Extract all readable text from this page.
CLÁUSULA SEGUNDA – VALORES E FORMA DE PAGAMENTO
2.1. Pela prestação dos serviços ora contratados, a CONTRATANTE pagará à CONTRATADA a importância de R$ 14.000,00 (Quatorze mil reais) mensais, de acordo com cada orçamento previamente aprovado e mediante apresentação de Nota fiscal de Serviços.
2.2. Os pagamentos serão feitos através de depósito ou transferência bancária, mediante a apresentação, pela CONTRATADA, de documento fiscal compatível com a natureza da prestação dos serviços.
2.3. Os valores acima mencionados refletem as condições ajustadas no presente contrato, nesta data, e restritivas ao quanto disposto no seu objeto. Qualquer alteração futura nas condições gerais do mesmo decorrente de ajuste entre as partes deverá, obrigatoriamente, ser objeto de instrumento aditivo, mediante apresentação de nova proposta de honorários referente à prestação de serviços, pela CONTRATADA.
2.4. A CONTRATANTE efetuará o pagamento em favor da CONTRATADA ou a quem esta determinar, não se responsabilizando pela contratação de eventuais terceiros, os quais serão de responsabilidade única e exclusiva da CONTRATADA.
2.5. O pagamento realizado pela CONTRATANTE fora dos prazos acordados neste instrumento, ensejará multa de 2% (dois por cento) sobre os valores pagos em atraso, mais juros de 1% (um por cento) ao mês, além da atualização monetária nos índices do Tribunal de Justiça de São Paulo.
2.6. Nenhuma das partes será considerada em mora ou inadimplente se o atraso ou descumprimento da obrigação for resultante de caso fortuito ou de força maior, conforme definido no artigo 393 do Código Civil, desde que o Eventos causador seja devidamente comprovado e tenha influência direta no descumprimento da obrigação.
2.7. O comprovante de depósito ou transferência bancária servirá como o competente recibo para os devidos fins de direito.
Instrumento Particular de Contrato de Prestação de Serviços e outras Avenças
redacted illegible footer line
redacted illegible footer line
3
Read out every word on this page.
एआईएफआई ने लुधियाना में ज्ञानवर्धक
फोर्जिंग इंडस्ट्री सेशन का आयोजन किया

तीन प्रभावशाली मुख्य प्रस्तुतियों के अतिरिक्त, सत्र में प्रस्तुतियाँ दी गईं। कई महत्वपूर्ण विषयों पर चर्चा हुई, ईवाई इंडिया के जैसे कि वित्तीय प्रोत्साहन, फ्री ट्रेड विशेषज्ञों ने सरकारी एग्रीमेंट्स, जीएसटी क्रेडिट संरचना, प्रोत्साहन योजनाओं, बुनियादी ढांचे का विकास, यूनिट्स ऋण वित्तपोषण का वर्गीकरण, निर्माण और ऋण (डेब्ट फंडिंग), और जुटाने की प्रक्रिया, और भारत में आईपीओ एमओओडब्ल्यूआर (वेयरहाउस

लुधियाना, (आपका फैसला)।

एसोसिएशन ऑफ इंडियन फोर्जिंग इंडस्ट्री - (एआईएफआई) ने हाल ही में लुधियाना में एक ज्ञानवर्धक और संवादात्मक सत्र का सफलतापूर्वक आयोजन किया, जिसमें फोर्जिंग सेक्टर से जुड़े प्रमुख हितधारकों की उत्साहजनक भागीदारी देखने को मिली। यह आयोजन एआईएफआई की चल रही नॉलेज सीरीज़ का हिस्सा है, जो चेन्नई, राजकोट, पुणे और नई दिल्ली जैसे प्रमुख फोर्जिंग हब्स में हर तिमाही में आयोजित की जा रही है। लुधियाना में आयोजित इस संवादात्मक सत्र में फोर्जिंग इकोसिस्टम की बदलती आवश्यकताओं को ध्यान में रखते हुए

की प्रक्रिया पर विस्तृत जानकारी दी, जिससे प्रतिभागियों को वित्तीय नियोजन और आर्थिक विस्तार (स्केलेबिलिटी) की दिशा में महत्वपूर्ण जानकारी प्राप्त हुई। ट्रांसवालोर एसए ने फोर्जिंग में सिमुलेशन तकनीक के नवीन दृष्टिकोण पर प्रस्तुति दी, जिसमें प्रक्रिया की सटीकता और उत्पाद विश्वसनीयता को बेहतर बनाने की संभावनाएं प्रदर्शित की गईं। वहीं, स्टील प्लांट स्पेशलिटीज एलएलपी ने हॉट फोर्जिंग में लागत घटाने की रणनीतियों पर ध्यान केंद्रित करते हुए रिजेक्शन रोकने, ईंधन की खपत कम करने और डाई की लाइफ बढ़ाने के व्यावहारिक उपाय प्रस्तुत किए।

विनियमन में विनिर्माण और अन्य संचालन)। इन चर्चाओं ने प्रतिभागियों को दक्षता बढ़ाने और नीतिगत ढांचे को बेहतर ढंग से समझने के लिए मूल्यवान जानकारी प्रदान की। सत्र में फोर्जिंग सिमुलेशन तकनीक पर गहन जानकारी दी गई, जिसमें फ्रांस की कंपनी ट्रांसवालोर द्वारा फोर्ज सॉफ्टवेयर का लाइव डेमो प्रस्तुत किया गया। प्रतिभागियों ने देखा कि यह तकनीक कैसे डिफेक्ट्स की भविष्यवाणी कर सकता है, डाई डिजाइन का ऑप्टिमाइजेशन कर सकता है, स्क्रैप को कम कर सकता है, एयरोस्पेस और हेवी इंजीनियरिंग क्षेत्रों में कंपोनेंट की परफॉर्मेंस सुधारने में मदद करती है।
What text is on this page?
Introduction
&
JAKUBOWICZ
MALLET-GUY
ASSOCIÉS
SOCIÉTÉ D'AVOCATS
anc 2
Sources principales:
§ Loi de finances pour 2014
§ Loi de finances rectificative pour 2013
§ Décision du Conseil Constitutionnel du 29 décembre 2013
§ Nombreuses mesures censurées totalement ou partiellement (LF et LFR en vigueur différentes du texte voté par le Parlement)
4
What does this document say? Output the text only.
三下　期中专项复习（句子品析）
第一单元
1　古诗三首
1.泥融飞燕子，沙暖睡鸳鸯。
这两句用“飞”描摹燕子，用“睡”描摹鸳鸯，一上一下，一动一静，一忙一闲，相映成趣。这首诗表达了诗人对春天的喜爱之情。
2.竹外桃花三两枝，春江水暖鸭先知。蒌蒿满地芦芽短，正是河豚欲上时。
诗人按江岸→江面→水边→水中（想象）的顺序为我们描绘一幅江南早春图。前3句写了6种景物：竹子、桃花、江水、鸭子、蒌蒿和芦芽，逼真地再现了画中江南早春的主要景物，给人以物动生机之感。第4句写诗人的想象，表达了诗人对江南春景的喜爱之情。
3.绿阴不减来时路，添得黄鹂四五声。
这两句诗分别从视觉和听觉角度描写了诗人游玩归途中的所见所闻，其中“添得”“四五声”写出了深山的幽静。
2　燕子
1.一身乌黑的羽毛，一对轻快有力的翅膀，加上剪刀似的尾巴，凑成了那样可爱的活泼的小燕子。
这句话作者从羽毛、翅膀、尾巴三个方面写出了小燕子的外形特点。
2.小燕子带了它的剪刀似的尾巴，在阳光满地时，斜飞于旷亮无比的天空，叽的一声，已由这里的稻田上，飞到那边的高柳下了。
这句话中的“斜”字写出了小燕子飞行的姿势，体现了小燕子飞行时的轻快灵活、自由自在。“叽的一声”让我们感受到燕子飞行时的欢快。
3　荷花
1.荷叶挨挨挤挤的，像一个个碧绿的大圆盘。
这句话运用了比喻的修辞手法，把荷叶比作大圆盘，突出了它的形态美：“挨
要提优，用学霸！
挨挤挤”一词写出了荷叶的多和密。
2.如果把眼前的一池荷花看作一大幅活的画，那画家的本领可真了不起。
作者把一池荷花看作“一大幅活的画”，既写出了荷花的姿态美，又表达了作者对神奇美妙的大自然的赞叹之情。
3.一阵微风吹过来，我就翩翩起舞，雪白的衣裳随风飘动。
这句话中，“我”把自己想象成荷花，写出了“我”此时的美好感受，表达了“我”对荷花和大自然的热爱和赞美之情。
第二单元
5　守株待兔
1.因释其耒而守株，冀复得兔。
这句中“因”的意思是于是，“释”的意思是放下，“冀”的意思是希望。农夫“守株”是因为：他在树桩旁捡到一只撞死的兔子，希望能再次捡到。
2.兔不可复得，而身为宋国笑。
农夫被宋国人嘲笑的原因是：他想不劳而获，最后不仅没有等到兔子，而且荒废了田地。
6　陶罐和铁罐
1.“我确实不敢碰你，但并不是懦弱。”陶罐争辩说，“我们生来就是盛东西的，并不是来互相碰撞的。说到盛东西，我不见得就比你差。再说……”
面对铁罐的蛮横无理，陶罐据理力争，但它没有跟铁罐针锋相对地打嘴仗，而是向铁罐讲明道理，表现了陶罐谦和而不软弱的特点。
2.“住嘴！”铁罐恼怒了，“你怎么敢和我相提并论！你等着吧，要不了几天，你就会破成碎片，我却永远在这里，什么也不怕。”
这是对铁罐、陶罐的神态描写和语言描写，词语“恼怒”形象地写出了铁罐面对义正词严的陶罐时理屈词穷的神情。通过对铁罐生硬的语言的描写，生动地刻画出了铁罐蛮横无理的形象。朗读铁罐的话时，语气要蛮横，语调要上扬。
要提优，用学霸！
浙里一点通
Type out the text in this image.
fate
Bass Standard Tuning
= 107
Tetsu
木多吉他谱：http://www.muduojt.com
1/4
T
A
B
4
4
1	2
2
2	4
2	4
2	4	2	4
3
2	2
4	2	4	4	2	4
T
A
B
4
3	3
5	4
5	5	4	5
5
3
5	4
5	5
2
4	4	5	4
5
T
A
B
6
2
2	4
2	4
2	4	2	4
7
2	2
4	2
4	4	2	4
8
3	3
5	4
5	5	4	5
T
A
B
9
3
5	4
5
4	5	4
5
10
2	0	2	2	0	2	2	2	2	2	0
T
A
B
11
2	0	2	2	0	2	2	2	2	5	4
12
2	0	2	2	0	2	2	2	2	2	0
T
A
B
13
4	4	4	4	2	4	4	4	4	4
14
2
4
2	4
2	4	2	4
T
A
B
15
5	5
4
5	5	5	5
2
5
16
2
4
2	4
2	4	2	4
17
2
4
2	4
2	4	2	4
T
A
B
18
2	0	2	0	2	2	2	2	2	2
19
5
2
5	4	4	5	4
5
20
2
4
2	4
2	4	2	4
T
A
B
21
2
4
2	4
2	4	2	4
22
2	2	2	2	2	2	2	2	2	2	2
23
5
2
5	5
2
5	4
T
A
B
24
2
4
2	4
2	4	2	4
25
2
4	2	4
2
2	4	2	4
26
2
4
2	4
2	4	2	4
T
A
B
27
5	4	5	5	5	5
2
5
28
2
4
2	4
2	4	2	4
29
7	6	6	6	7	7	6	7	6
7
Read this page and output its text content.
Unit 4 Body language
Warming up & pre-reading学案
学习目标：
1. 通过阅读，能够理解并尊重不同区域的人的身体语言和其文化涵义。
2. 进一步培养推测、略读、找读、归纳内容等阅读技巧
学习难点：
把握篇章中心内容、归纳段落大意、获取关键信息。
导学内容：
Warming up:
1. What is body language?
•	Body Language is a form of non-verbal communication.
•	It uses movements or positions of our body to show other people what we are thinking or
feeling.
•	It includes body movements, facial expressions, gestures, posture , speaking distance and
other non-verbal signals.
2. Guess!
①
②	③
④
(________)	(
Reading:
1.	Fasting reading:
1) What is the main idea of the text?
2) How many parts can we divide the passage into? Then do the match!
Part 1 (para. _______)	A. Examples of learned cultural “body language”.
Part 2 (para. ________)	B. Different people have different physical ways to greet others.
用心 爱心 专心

Task to complete » Where a line above includes "transferência", copy that line.

Correct output »
2.2. Os pagamentos serão feitos através de depósito ou transferência bancária, mediante a apresentação, pela CONTRATADA, de documento fiscal compatível com a natureza da prestação dos serviços.
2.7. O comprovante de depósito ou transferência bancária servirá como o competente recibo para os devidos fins de direito.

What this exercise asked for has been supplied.